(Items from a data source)
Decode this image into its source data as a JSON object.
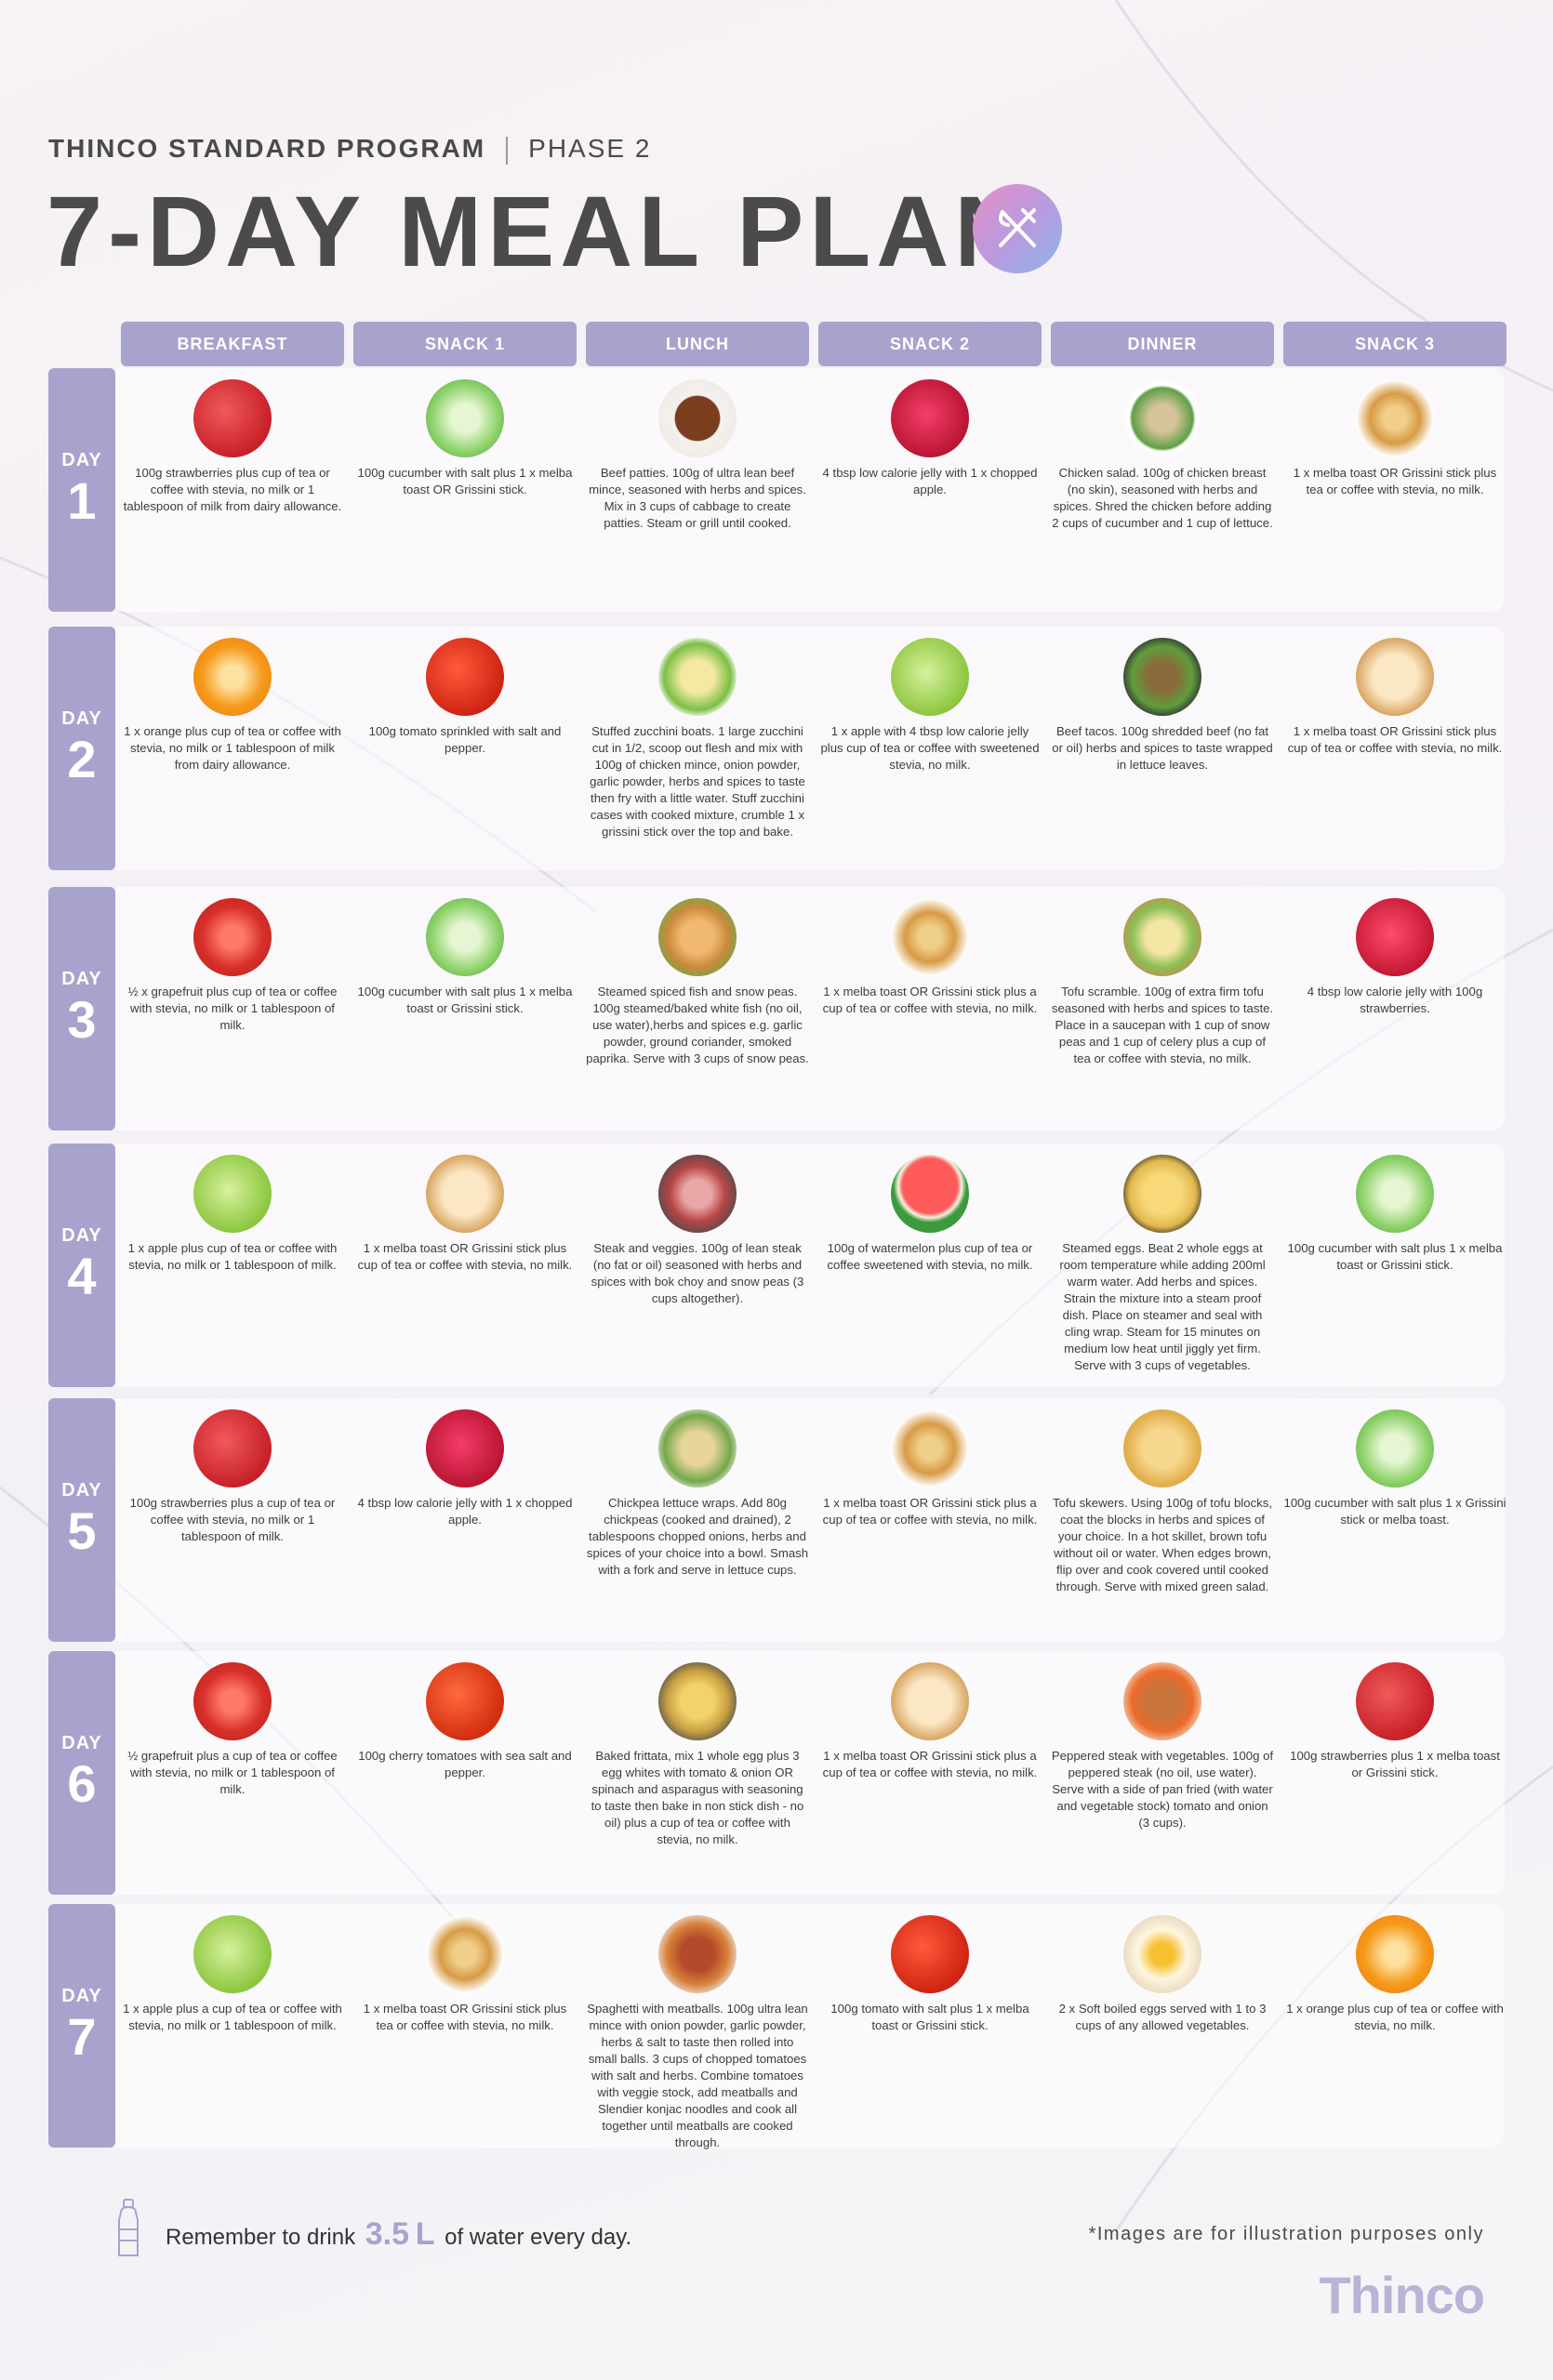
{
  "header": {
    "program": "THINCO STANDARD PROGRAM",
    "phase": "PHASE 2",
    "title": "7-DAY MEAL PLAN",
    "icon": "fork-knife-icon"
  },
  "columns": [
    "BREAKFAST",
    "SNACK 1",
    "LUNCH",
    "SNACK 2",
    "DINNER",
    "SNACK 3"
  ],
  "day_label": "DAY",
  "colors": {
    "accent": "#a7a3cd",
    "text": "#3d3d3d"
  },
  "days": [
    {
      "number": "1",
      "meals": [
        {
          "icon": "strawberries",
          "text": "100g strawberries plus cup of tea or coffee with stevia, no milk or 1 tablespoon of milk from dairy allowance."
        },
        {
          "icon": "cucumber",
          "text": "100g cucumber with salt plus 1 x melba toast OR Grissini stick."
        },
        {
          "icon": "beef-patties",
          "text": "Beef patties. 100g of ultra lean beef mince, seasoned with herbs and spices. Mix in 3 cups of cabbage to create patties. Steam or grill until cooked."
        },
        {
          "icon": "jelly-apple",
          "text": "4 tbsp low calorie jelly with 1 x chopped apple."
        },
        {
          "icon": "chicken-salad",
          "text": "Chicken salad. 100g of chicken breast (no skin), seasoned with herbs and spices. Shred the chicken before adding 2 cups of cucumber and 1 cup of lettuce."
        },
        {
          "icon": "grissini",
          "text": "1 x melba toast OR Grissini stick plus tea or coffee with stevia, no milk."
        }
      ]
    },
    {
      "number": "2",
      "meals": [
        {
          "icon": "orange",
          "text": "1 x orange plus cup of tea or coffee with stevia, no milk or 1 tablespoon of milk from dairy allowance."
        },
        {
          "icon": "tomato",
          "text": "100g tomato sprinkled with salt and pepper."
        },
        {
          "icon": "zucchini-boats",
          "text": "Stuffed zucchini boats. 1 large zucchini cut in 1/2, scoop out flesh and mix with 100g of chicken mince, onion powder, garlic powder, herbs and spices to taste then fry with a little water. Stuff zucchini cases with cooked mixture, crumble 1 x grissini stick over the top and bake."
        },
        {
          "icon": "apple",
          "text": "1 x apple with 4 tbsp low calorie jelly plus cup of tea or coffee with sweetened stevia, no milk."
        },
        {
          "icon": "beef-tacos",
          "text": "Beef tacos. 100g shredded beef (no fat or oil) herbs and spices to taste wrapped in lettuce leaves."
        },
        {
          "icon": "melba-toast",
          "text": "1 x melba toast OR Grissini stick plus cup of tea or coffee with stevia, no milk."
        }
      ]
    },
    {
      "number": "3",
      "meals": [
        {
          "icon": "grapefruit",
          "text": "½ x grapefruit plus cup of tea or coffee with stevia, no milk or 1 tablespoon of milk."
        },
        {
          "icon": "cucumber",
          "text": "100g cucumber with salt plus 1 x melba toast or Grissini stick."
        },
        {
          "icon": "fish",
          "text": "Steamed spiced fish and snow peas. 100g steamed/baked white fish (no oil, use water),herbs and spices e.g. garlic powder, ground coriander, smoked paprika. Serve with 3 cups of snow peas."
        },
        {
          "icon": "grissini",
          "text": "1 x melba toast OR Grissini stick plus a cup of tea or coffee with stevia, no milk."
        },
        {
          "icon": "tofu-scramble",
          "text": "Tofu scramble. 100g of extra firm tofu seasoned with herbs and spices to taste. Place in a saucepan with 1 cup of snow peas and 1 cup of celery plus a cup of tea or coffee with stevia, no milk."
        },
        {
          "icon": "jelly-strawberries",
          "text": "4 tbsp low calorie jelly with 100g strawberries."
        }
      ]
    },
    {
      "number": "4",
      "meals": [
        {
          "icon": "apple",
          "text": "1 x apple plus cup of tea or coffee with stevia, no milk or 1 tablespoon of milk."
        },
        {
          "icon": "melba-toast",
          "text": "1 x melba toast OR Grissini stick plus cup of tea or coffee with stevia, no milk."
        },
        {
          "icon": "steak-veggies",
          "text": "Steak and veggies. 100g of lean steak (no fat or oil) seasoned with herbs and spices with bok choy and snow peas (3 cups altogether)."
        },
        {
          "icon": "watermelon",
          "text": "100g of watermelon plus cup of tea or coffee sweetened with stevia, no milk."
        },
        {
          "icon": "steamed-eggs",
          "text": "Steamed eggs. Beat 2 whole eggs at room temperature while adding 200ml warm water. Add herbs and spices. Strain the mixture into a steam proof dish. Place on steamer and seal with cling wrap. Steam for 15 minutes on medium low heat until jiggly yet firm. Serve with 3 cups of vegetables."
        },
        {
          "icon": "cucumber",
          "text": "100g cucumber with salt plus 1 x melba toast or Grissini stick."
        }
      ]
    },
    {
      "number": "5",
      "meals": [
        {
          "icon": "strawberries",
          "text": "100g strawberries plus a cup of tea or coffee with stevia, no milk or 1 tablespoon of milk."
        },
        {
          "icon": "jelly-apple",
          "text": "4 tbsp low calorie jelly with 1 x chopped apple."
        },
        {
          "icon": "chickpea-wraps",
          "text": "Chickpea lettuce wraps. Add 80g chickpeas (cooked and drained), 2 tablespoons chopped onions, herbs and spices of your choice into a bowl. Smash with a fork and serve in lettuce cups."
        },
        {
          "icon": "grissini",
          "text": "1 x melba toast OR Grissini stick plus a cup of tea or coffee with stevia, no milk."
        },
        {
          "icon": "tofu-skewers",
          "text": "Tofu skewers. Using 100g of tofu blocks, coat the blocks in herbs and spices of your choice. In a hot skillet, brown tofu without oil or water. When edges brown, flip over and cook covered until cooked through. Serve with mixed green salad."
        },
        {
          "icon": "cucumber",
          "text": "100g cucumber with salt plus 1 x Grissini stick or melba toast."
        }
      ]
    },
    {
      "number": "6",
      "meals": [
        {
          "icon": "grapefruit",
          "text": "½ grapefruit plus a cup of tea or coffee with stevia, no milk or 1 tablespoon of milk."
        },
        {
          "icon": "cherry-tomatoes",
          "text": "100g cherry tomatoes with sea salt and pepper."
        },
        {
          "icon": "frittata",
          "text": "Baked frittata, mix 1 whole egg plus 3 egg whites with tomato & onion OR spinach and asparagus with seasoning to taste then bake in non stick dish - no oil) plus a cup of tea or coffee with stevia, no milk."
        },
        {
          "icon": "melba-toast",
          "text": "1 x melba toast OR Grissini stick plus a cup of tea or coffee with stevia, no milk."
        },
        {
          "icon": "peppered-steak",
          "text": "Peppered steak with vegetables. 100g of peppered steak (no oil, use water). Serve with a side of pan fried (with water and vegetable stock) tomato and onion (3 cups)."
        },
        {
          "icon": "strawberries",
          "text": "100g strawberries plus 1 x melba toast or Grissini stick."
        }
      ]
    },
    {
      "number": "7",
      "meals": [
        {
          "icon": "apple",
          "text": "1 x apple plus a cup of tea or coffee with stevia, no milk or 1 tablespoon of milk."
        },
        {
          "icon": "grissini",
          "text": "1 x melba toast OR Grissini stick plus tea or coffee with stevia, no milk."
        },
        {
          "icon": "meatballs",
          "text": "Spaghetti with meatballs. 100g ultra lean mince with onion powder, garlic powder, herbs & salt to taste then rolled into small balls. 3 cups of chopped tomatoes with salt and herbs. Combine tomatoes with veggie stock, add meatballs and Slendier konjac noodles and cook all together until meatballs are cooked through."
        },
        {
          "icon": "tomato",
          "text": "100g tomato with salt plus 1 x melba toast or Grissini stick."
        },
        {
          "icon": "boiled-eggs",
          "text": "2 x Soft boiled eggs served with 1 to 3 cups of any allowed vegetables."
        },
        {
          "icon": "orange",
          "text": "1 x orange plus cup of tea or coffee with stevia, no milk."
        }
      ]
    }
  ],
  "footer": {
    "water_prefix": "Remember to drink",
    "water_amount": "3.5",
    "water_unit": "L",
    "water_suffix": "of water every day.",
    "disclaimer": "*Images are for illustration purposes only",
    "brand": "Thinco"
  }
}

_Exercise directions_
Lines from the records above that hold "meatballs" are the ones to list.

_The answer_
          "icon": "meatballs",
          "text": "Spaghetti with meatballs. 100g ultra lean mince with onion powder, garlic powder, herbs & salt to taste then rolled into small balls. 3 cups of chopped tomatoes with salt and herbs. Combine tomatoes with veggie stock, add meatballs and Slendier konjac noodles and cook all together until meatballs are cooked through."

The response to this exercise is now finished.